Transcribe each of the records below exactly, excluding all pictures.

▶ _RECORDS SHOWN_:
....

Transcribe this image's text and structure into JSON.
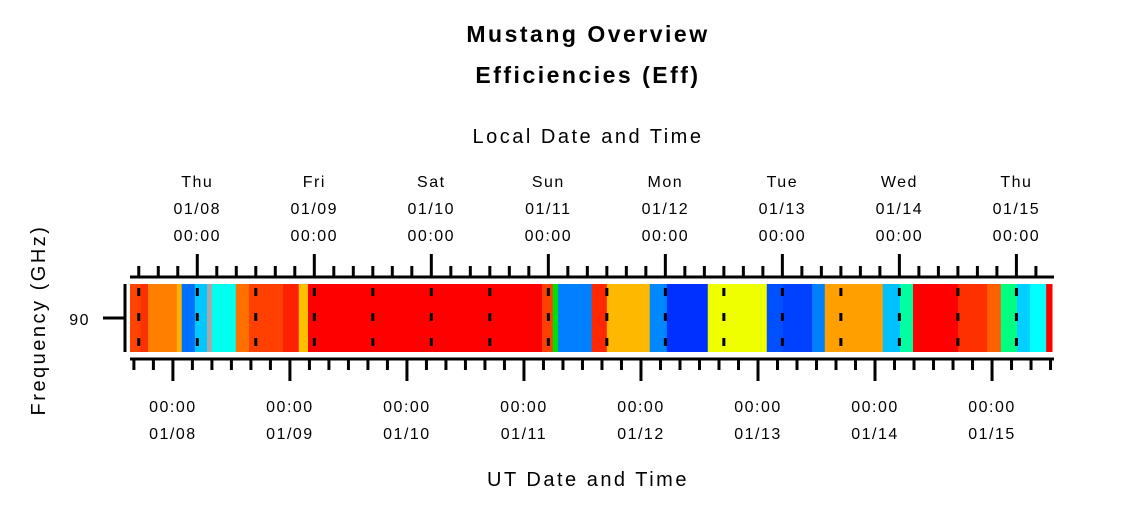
{
  "chart_data": {
    "type": "heatmap",
    "title": "Mustang Overview",
    "subtitle": "Efficiencies (Eff)",
    "top_axis_label": "Local Date and Time",
    "xlabel": "UT Date and Time",
    "ylabel": "Frequency (GHz)",
    "y_categories": [
      "90"
    ],
    "x_unit": "hours since 01/08 00:00 UT",
    "xlim": [
      -8.8,
      180.3
    ],
    "local_offset_hours": -5,
    "top_ticks": [
      {
        "day": "Thu",
        "date": "01/08",
        "time": "00:00"
      },
      {
        "day": "Fri",
        "date": "01/09",
        "time": "00:00"
      },
      {
        "day": "Sat",
        "date": "01/10",
        "time": "00:00"
      },
      {
        "day": "Sun",
        "date": "01/11",
        "time": "00:00"
      },
      {
        "day": "Mon",
        "date": "01/12",
        "time": "00:00"
      },
      {
        "day": "Tue",
        "date": "01/13",
        "time": "00:00"
      },
      {
        "day": "Wed",
        "date": "01/14",
        "time": "00:00"
      },
      {
        "day": "Thu",
        "date": "01/15",
        "time": "00:00"
      }
    ],
    "bottom_ticks": [
      {
        "time": "00:00",
        "date": "01/08"
      },
      {
        "time": "00:00",
        "date": "01/09"
      },
      {
        "time": "00:00",
        "date": "01/10"
      },
      {
        "time": "00:00",
        "date": "01/11"
      },
      {
        "time": "00:00",
        "date": "01/12"
      },
      {
        "time": "00:00",
        "date": "01/13"
      },
      {
        "time": "00:00",
        "date": "01/14"
      },
      {
        "time": "00:00",
        "date": "01/15"
      }
    ],
    "segments": [
      {
        "start": -8.8,
        "end": -6.6,
        "color": "#ff4400"
      },
      {
        "start": -6.6,
        "end": -5.1,
        "color": "#ff3000"
      },
      {
        "start": -5.1,
        "end": 0.8,
        "color": "#ff8000"
      },
      {
        "start": 0.8,
        "end": 1.8,
        "color": "#ffb000"
      },
      {
        "start": 1.8,
        "end": 4.5,
        "color": "#0070ff"
      },
      {
        "start": 4.5,
        "end": 7.0,
        "color": "#00c8ff"
      },
      {
        "start": 7.0,
        "end": 8.0,
        "color": "#a8a8a8"
      },
      {
        "start": 8.0,
        "end": 12.9,
        "color": "#00ffee"
      },
      {
        "start": 12.9,
        "end": 15.6,
        "color": "#ff7000"
      },
      {
        "start": 15.6,
        "end": 22.6,
        "color": "#ff4000"
      },
      {
        "start": 22.6,
        "end": 25.8,
        "color": "#ff2000"
      },
      {
        "start": 25.8,
        "end": 27.7,
        "color": "#ffc000"
      },
      {
        "start": 27.7,
        "end": 75.7,
        "color": "#ff0000"
      },
      {
        "start": 75.7,
        "end": 77.9,
        "color": "#ff4000"
      },
      {
        "start": 77.9,
        "end": 79.0,
        "color": "#00e000"
      },
      {
        "start": 79.0,
        "end": 85.9,
        "color": "#0080ff"
      },
      {
        "start": 85.9,
        "end": 89.0,
        "color": "#ff2800"
      },
      {
        "start": 89.0,
        "end": 97.8,
        "color": "#ffb800"
      },
      {
        "start": 97.8,
        "end": 101.3,
        "color": "#0088ff"
      },
      {
        "start": 101.3,
        "end": 109.7,
        "color": "#0030ff"
      },
      {
        "start": 109.7,
        "end": 121.8,
        "color": "#f0ff00"
      },
      {
        "start": 121.8,
        "end": 125.1,
        "color": "#0050ff"
      },
      {
        "start": 125.1,
        "end": 131.1,
        "color": "#0040ff"
      },
      {
        "start": 131.1,
        "end": 133.7,
        "color": "#0080ff"
      },
      {
        "start": 133.7,
        "end": 145.6,
        "color": "#ffa000"
      },
      {
        "start": 145.6,
        "end": 149.1,
        "color": "#00c0ff"
      },
      {
        "start": 149.1,
        "end": 151.8,
        "color": "#00ffa0"
      },
      {
        "start": 151.8,
        "end": 161.0,
        "color": "#ff0000"
      },
      {
        "start": 161.0,
        "end": 167.0,
        "color": "#ff3000"
      },
      {
        "start": 167.0,
        "end": 169.8,
        "color": "#ff6000"
      },
      {
        "start": 169.8,
        "end": 173.1,
        "color": "#00ff80"
      },
      {
        "start": 173.1,
        "end": 175.8,
        "color": "#00d0ff"
      },
      {
        "start": 175.8,
        "end": 179.1,
        "color": "#00ffff"
      },
      {
        "start": 179.1,
        "end": 180.3,
        "color": "#ff0000"
      }
    ]
  }
}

....

▶ _EXERCISE RESPONSE_:
Transcribe this image's text and structure into JSON.
{
  "chart_data": {
    "type": "heatmap",
    "title": "Mustang Overview",
    "subtitle": "Efficiencies (Eff)",
    "top_axis_label": "Local Date and Time",
    "xlabel": "UT Date and Time",
    "ylabel": "Frequency (GHz)",
    "y_categories": [
      "90"
    ],
    "x_unit": "hours since 01/08 00:00 UT",
    "xlim": [
      -8.8,
      180.3
    ],
    "local_offset_hours": -5,
    "top_ticks": [
      {
        "day": "Thu",
        "date": "01/08",
        "time": "00:00"
      },
      {
        "day": "Fri",
        "date": "01/09",
        "time": "00:00"
      },
      {
        "day": "Sat",
        "date": "01/10",
        "time": "00:00"
      },
      {
        "day": "Sun",
        "date": "01/11",
        "time": "00:00"
      },
      {
        "day": "Mon",
        "date": "01/12",
        "time": "00:00"
      },
      {
        "day": "Tue",
        "date": "01/13",
        "time": "00:00"
      },
      {
        "day": "Wed",
        "date": "01/14",
        "time": "00:00"
      },
      {
        "day": "Thu",
        "date": "01/15",
        "time": "00:00"
      }
    ],
    "bottom_ticks": [
      {
        "time": "00:00",
        "date": "01/08"
      },
      {
        "time": "00:00",
        "date": "01/09"
      },
      {
        "time": "00:00",
        "date": "01/10"
      },
      {
        "time": "00:00",
        "date": "01/11"
      },
      {
        "time": "00:00",
        "date": "01/12"
      },
      {
        "time": "00:00",
        "date": "01/13"
      },
      {
        "time": "00:00",
        "date": "01/14"
      },
      {
        "time": "00:00",
        "date": "01/15"
      }
    ],
    "segments": [
      {
        "start": -8.8,
        "end": -6.6,
        "color": "#ff4400"
      },
      {
        "start": -6.6,
        "end": -5.1,
        "color": "#ff3000"
      },
      {
        "start": -5.1,
        "end": 0.8,
        "color": "#ff8000"
      },
      {
        "start": 0.8,
        "end": 1.8,
        "color": "#ffb000"
      },
      {
        "start": 1.8,
        "end": 4.5,
        "color": "#0070ff"
      },
      {
        "start": 4.5,
        "end": 7.0,
        "color": "#00c8ff"
      },
      {
        "start": 7.0,
        "end": 8.0,
        "color": "#a8a8a8"
      },
      {
        "start": 8.0,
        "end": 12.9,
        "color": "#00ffee"
      },
      {
        "start": 12.9,
        "end": 15.6,
        "color": "#ff7000"
      },
      {
        "start": 15.6,
        "end": 22.6,
        "color": "#ff4000"
      },
      {
        "start": 22.6,
        "end": 25.8,
        "color": "#ff2000"
      },
      {
        "start": 25.8,
        "end": 27.7,
        "color": "#ffc000"
      },
      {
        "start": 27.7,
        "end": 75.7,
        "color": "#ff0000"
      },
      {
        "start": 75.7,
        "end": 77.9,
        "color": "#ff4000"
      },
      {
        "start": 77.9,
        "end": 79.0,
        "color": "#00e000"
      },
      {
        "start": 79.0,
        "end": 85.9,
        "color": "#0080ff"
      },
      {
        "start": 85.9,
        "end": 89.0,
        "color": "#ff2800"
      },
      {
        "start": 89.0,
        "end": 97.8,
        "color": "#ffb800"
      },
      {
        "start": 97.8,
        "end": 101.3,
        "color": "#0088ff"
      },
      {
        "start": 101.3,
        "end": 109.7,
        "color": "#0030ff"
      },
      {
        "start": 109.7,
        "end": 121.8,
        "color": "#f0ff00"
      },
      {
        "start": 121.8,
        "end": 125.1,
        "color": "#0050ff"
      },
      {
        "start": 125.1,
        "end": 131.1,
        "color": "#0040ff"
      },
      {
        "start": 131.1,
        "end": 133.7,
        "color": "#0080ff"
      },
      {
        "start": 133.7,
        "end": 145.6,
        "color": "#ffa000"
      },
      {
        "start": 145.6,
        "end": 149.1,
        "color": "#00c0ff"
      },
      {
        "start": 149.1,
        "end": 151.8,
        "color": "#00ffa0"
      },
      {
        "start": 151.8,
        "end": 161.0,
        "color": "#ff0000"
      },
      {
        "start": 161.0,
        "end": 167.0,
        "color": "#ff3000"
      },
      {
        "start": 167.0,
        "end": 169.8,
        "color": "#ff6000"
      },
      {
        "start": 169.8,
        "end": 173.1,
        "color": "#00ff80"
      },
      {
        "start": 173.1,
        "end": 175.8,
        "color": "#00d0ff"
      },
      {
        "start": 175.8,
        "end": 179.1,
        "color": "#00ffff"
      },
      {
        "start": 179.1,
        "end": 180.3,
        "color": "#ff0000"
      }
    ]
  }
}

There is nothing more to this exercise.